Challenge: Tally the lines that contain the string "color" and give the number by itself.

--- Start of Provided data ---

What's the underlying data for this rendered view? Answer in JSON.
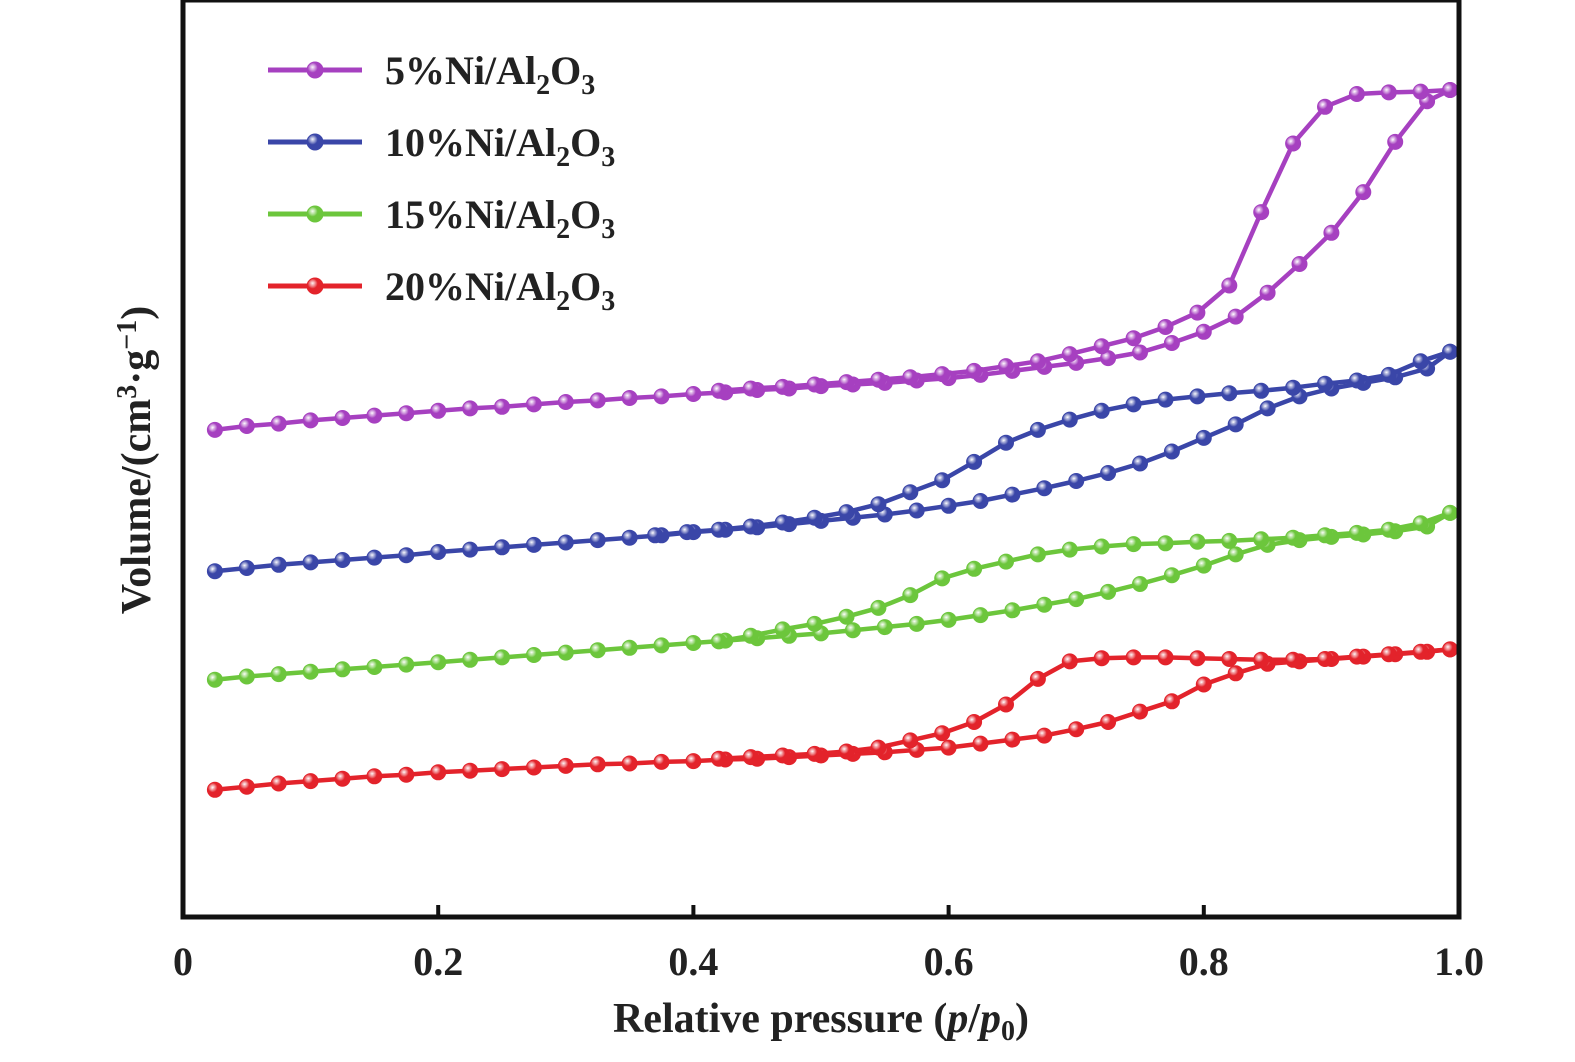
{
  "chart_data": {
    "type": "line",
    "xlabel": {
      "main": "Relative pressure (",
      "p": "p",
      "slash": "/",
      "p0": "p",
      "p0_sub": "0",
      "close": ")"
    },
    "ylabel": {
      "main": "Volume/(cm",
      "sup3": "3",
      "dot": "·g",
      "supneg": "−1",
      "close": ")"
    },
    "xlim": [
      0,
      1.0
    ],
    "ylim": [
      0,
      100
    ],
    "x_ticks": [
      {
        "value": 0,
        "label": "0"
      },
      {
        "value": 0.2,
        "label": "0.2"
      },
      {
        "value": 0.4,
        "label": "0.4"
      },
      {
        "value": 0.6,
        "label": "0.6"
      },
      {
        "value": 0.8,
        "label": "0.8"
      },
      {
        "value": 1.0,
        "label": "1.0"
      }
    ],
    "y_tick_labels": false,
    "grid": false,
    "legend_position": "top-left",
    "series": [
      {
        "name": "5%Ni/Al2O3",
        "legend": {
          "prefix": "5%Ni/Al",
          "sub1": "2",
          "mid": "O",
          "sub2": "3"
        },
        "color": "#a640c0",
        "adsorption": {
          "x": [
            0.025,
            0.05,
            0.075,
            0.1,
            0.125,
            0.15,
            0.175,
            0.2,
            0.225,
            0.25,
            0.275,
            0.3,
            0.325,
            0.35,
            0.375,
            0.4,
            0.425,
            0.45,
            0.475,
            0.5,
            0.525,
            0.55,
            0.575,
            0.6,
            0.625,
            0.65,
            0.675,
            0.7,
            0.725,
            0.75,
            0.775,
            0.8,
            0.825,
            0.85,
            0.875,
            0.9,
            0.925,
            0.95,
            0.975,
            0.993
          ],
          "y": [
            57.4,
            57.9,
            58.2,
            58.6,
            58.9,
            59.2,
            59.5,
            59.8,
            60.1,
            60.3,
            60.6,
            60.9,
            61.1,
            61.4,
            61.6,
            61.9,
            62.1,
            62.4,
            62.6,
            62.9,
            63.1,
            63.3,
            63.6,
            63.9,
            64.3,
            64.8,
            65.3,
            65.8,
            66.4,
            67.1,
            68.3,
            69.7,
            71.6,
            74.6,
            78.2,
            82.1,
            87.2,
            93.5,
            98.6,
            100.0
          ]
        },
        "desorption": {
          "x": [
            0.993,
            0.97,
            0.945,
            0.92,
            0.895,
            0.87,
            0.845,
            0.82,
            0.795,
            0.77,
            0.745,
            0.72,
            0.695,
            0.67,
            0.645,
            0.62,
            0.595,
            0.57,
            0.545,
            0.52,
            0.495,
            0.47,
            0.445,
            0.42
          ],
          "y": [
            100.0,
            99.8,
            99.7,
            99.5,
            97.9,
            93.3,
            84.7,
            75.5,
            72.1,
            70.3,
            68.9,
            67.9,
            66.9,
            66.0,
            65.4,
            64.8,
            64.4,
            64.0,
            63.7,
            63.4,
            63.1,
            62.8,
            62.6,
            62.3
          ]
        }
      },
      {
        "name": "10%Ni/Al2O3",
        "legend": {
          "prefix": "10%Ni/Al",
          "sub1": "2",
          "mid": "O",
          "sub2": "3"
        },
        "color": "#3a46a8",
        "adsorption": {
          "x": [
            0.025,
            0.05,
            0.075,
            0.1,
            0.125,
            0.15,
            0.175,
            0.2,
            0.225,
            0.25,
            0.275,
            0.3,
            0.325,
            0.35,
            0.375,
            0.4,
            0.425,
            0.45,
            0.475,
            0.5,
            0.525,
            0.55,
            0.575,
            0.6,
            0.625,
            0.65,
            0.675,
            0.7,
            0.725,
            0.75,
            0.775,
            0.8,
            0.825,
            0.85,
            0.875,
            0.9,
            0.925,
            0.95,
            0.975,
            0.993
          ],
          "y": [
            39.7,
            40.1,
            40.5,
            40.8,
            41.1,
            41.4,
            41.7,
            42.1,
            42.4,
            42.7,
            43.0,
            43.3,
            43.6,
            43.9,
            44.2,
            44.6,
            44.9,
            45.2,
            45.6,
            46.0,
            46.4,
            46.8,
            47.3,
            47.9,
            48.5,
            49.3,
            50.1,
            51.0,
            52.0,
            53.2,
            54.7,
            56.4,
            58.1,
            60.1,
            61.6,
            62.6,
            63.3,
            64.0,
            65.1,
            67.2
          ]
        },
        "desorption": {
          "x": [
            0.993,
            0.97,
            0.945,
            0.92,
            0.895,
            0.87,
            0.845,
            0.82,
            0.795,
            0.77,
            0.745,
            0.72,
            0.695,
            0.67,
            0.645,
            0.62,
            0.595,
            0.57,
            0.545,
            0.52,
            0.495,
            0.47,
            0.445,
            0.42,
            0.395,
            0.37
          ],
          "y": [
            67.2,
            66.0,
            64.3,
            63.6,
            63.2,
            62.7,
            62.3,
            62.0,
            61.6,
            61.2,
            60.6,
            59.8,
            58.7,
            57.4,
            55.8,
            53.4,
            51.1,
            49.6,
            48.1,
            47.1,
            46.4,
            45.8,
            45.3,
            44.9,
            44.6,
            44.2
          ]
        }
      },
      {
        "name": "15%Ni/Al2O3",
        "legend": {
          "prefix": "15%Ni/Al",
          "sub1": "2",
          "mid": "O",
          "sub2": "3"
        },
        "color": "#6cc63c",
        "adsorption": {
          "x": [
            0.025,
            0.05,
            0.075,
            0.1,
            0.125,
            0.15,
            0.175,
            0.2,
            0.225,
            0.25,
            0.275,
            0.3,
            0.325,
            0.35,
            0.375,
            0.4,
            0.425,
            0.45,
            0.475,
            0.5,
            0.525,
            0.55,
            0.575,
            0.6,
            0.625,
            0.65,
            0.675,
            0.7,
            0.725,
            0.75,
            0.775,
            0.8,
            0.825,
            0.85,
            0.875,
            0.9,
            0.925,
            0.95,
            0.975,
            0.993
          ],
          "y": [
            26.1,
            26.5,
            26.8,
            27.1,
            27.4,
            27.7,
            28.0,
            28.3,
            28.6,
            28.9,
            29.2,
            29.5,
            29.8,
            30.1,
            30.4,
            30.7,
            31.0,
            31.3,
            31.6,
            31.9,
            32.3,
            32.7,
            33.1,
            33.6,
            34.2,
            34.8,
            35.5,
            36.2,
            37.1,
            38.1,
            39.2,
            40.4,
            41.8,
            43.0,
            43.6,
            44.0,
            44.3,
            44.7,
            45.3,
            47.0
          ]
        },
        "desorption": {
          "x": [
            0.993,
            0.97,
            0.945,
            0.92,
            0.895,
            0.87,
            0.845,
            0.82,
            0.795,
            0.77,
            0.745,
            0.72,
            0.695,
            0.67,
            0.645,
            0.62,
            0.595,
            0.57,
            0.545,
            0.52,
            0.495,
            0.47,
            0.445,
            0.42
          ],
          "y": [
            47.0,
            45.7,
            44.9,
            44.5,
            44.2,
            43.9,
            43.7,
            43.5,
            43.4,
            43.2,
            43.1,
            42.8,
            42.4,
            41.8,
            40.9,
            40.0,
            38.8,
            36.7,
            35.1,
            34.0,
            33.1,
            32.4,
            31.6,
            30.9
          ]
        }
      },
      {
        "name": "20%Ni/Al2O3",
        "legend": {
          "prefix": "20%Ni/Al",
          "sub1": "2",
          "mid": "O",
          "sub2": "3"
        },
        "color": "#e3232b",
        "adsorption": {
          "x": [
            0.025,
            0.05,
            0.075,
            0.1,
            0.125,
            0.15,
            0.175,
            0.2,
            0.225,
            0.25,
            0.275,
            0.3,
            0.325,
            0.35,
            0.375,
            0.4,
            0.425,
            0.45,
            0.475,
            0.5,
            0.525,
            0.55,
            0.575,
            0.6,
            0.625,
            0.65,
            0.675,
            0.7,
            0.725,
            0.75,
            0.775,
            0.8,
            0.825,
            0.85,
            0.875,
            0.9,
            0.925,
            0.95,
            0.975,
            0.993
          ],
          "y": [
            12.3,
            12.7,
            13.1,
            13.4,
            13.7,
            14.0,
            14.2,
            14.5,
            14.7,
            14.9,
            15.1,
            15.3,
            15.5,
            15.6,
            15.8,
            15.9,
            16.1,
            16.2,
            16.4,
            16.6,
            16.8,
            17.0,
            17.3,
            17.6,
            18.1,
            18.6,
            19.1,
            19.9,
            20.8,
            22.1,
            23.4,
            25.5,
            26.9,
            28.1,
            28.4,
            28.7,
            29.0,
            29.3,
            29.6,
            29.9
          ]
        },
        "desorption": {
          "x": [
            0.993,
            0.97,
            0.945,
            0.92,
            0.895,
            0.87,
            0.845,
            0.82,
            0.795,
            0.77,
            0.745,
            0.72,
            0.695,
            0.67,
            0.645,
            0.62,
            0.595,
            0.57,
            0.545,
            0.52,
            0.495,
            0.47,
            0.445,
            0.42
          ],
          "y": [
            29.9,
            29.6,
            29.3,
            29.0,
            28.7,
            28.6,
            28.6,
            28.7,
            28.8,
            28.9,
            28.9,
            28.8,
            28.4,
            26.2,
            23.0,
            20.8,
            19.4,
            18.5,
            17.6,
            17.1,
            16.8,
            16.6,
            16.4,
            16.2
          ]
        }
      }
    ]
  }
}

--- End of Provided data ---

Exercise response: 4